-------- Passage provided --------

Wednesday, March 26, 2014

Long Live the King

After spending weeks reading theories of leadership, the conclusion is inescapable:  we don’t really have a good, persuasive, comprehensive theory of leadership.  Now that is not a terribly inspiring conclusion, but perhaps we were just looking in the wrong place.  Perhaps Leadership is not something best defined in theory.  Perhaps leadership is defined by practice.  And so, we turn to history.

First up, the First History on Leadership, the origin not only of something recognizable as a history book, but the first historical textbook on leadership.  Thucydides, The Peloponnesian War.

A note on editions:  if you want to read this book, there is no contest about which version to read.  The Landmark Thucydides, edited by Robert Strassler, is really the only choice.  An amazingly edited volume.  The maps alone make it worth the price—instead of one or two maps at the outset, there are maps on every single page in which the action changes venue; you never have to flip a page to get a sense of where you are in the world at the present moment.  Who knew that a surfeit of maps could make a book so enjoyable?  The footnotes are also amazing.  The side notes indicating what is going on in every paragraph are invaluable for finding things again.  The typeset is incredible.  I so want to say that I am totally in love with The Landmark Thucydides, but I am afraid that if I said that I would be committing biblioadultery—having given my heart to the Library of America, I am not sure I can be unfaithful to my other love.  But, if I was the adulterous type, The Landmark Thucydides would be my new bibliomistress.  But, please don’t tell the Library of America—I am not sure how jealous she is.

The beauty of the volume aside (sigh, such beauty), the book itself is fantastic.  An aside (shocking I know); I first read The Peloponnesian War when I was interviewing for a job at Mount Holyoke.  I even talked about the book during my interview with the Dean of Faculty here.  (And I got a job offer.  Coincidence?)  I enjoyed the book then, but without a doubt, after 20 years of extra reading, I enjoyed the book even more this time around.

-------- Information provided --------

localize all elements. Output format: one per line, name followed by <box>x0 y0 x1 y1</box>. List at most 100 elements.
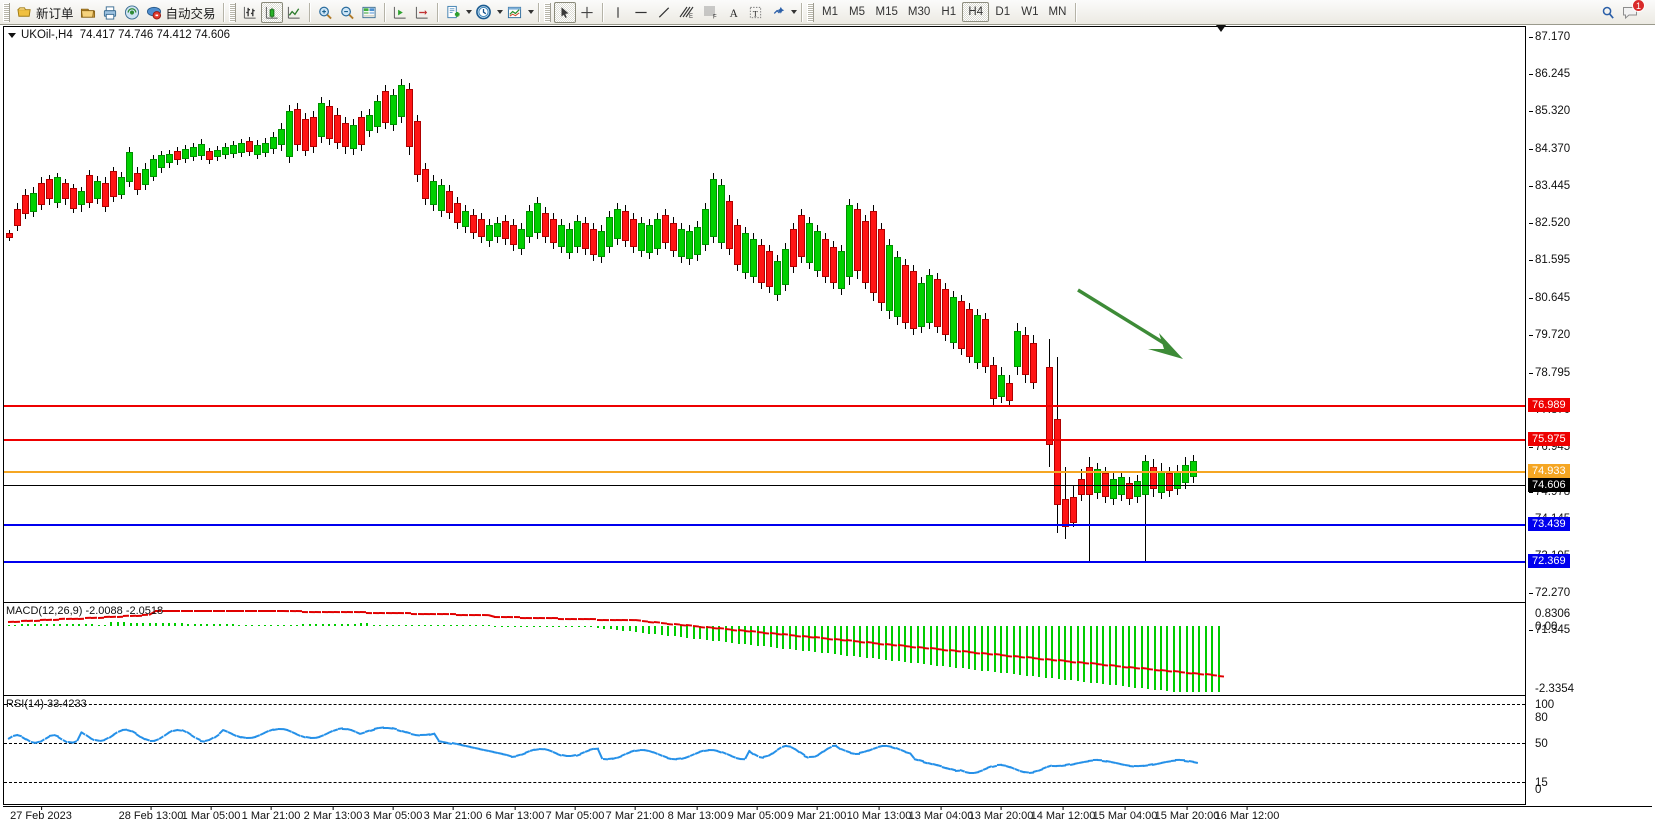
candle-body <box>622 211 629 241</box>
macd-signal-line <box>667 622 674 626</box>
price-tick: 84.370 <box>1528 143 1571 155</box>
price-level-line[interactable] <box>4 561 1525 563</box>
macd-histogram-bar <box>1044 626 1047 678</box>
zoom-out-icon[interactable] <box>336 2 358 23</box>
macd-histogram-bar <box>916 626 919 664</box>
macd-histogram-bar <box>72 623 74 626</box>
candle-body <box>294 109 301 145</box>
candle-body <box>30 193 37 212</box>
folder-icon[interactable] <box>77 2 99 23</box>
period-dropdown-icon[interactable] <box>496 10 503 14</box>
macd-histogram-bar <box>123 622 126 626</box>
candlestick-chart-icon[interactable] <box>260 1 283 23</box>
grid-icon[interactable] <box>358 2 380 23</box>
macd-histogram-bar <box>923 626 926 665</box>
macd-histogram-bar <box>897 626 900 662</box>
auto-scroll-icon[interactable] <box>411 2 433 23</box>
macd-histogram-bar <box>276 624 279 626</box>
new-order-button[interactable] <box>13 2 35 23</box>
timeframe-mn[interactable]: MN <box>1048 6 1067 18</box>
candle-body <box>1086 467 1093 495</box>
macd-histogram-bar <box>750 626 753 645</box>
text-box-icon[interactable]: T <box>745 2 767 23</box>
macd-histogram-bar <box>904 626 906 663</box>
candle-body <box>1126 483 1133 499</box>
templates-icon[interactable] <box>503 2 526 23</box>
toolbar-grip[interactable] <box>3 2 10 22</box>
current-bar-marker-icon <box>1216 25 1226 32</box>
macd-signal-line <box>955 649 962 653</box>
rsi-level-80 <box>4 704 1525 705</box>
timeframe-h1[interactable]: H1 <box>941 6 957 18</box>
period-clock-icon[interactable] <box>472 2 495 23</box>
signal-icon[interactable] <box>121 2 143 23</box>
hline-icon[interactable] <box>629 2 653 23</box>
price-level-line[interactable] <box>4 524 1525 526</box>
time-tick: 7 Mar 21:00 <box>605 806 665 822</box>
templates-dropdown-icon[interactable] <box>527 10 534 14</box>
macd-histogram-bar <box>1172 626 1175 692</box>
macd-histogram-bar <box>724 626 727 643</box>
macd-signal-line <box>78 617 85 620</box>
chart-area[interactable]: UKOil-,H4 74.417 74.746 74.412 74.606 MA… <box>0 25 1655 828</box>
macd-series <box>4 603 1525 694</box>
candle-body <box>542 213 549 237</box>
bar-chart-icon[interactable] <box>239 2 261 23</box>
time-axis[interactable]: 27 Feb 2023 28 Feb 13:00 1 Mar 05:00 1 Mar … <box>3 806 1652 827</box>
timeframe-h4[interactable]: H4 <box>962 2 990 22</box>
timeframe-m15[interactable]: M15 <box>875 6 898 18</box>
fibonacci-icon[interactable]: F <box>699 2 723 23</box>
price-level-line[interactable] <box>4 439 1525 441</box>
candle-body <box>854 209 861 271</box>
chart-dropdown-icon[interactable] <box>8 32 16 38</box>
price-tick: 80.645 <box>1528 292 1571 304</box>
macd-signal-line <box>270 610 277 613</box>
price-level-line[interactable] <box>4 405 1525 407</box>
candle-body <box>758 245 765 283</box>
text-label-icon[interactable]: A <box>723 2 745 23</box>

--------

● **Stated goal**:
Return the full post on leadership and The Landmark Thucydides from above, reproduced word for word.

● **Written solution**:
Wednesday, March 26, 2014

Long Live the King

After spending weeks reading theories of leadership, the conclusion is inescapable:  we don’t really have a good, persuasive, comprehensive theory of leadership.  Now that is not a terribly inspiring conclusion, but perhaps we were just looking in the wrong place.  Perhaps Leadership is not something best defined in theory.  Perhaps leadership is defined by practice.  And so, we turn to history.

First up, the First History on Leadership, the origin not only of something recognizable as a history book, but the first historical textbook on leadership.  Thucydides, The Peloponnesian War.

A note on editions:  if you want to read this book, there is no contest about which version to read.  The Landmark Thucydides, edited by Robert Strassler, is really the only choice.  An amazingly edited volume.  The maps alone make it worth the price—instead of one or two maps at the outset, there are maps on every single page in which the action changes venue; you never have to flip a page to get a sense of where you are in the world at the present moment.  Who knew that a surfeit of maps could make a book so enjoyable?  The footnotes are also amazing.  The side notes indicating what is going on in every paragraph are invaluable for finding things again.  The typeset is incredible.  I so want to say that I am totally in love with The Landmark Thucydides, but I am afraid that if I said that I would be committing biblioadultery—having given my heart to the Library of America, I am not sure I can be unfaithful to my other love.  But, if I was the adulterous type, The Landmark Thucydides would be my new bibliomistress.  But, please don’t tell the Library of America—I am not sure how jealous she is.

The beauty of the volume aside (sigh, such beauty), the book itself is fantastic.  An aside (shocking I know); I first read The Peloponnesian War when I was interviewing for a job at Mount Holyoke.  I even talked about the book during my interview with the Dean of Faculty here.  (And I got a job offer.  Coincidence?)  I enjoyed the book then, but without a doubt, after 20 years of extra reading, I enjoyed the book even more this time around.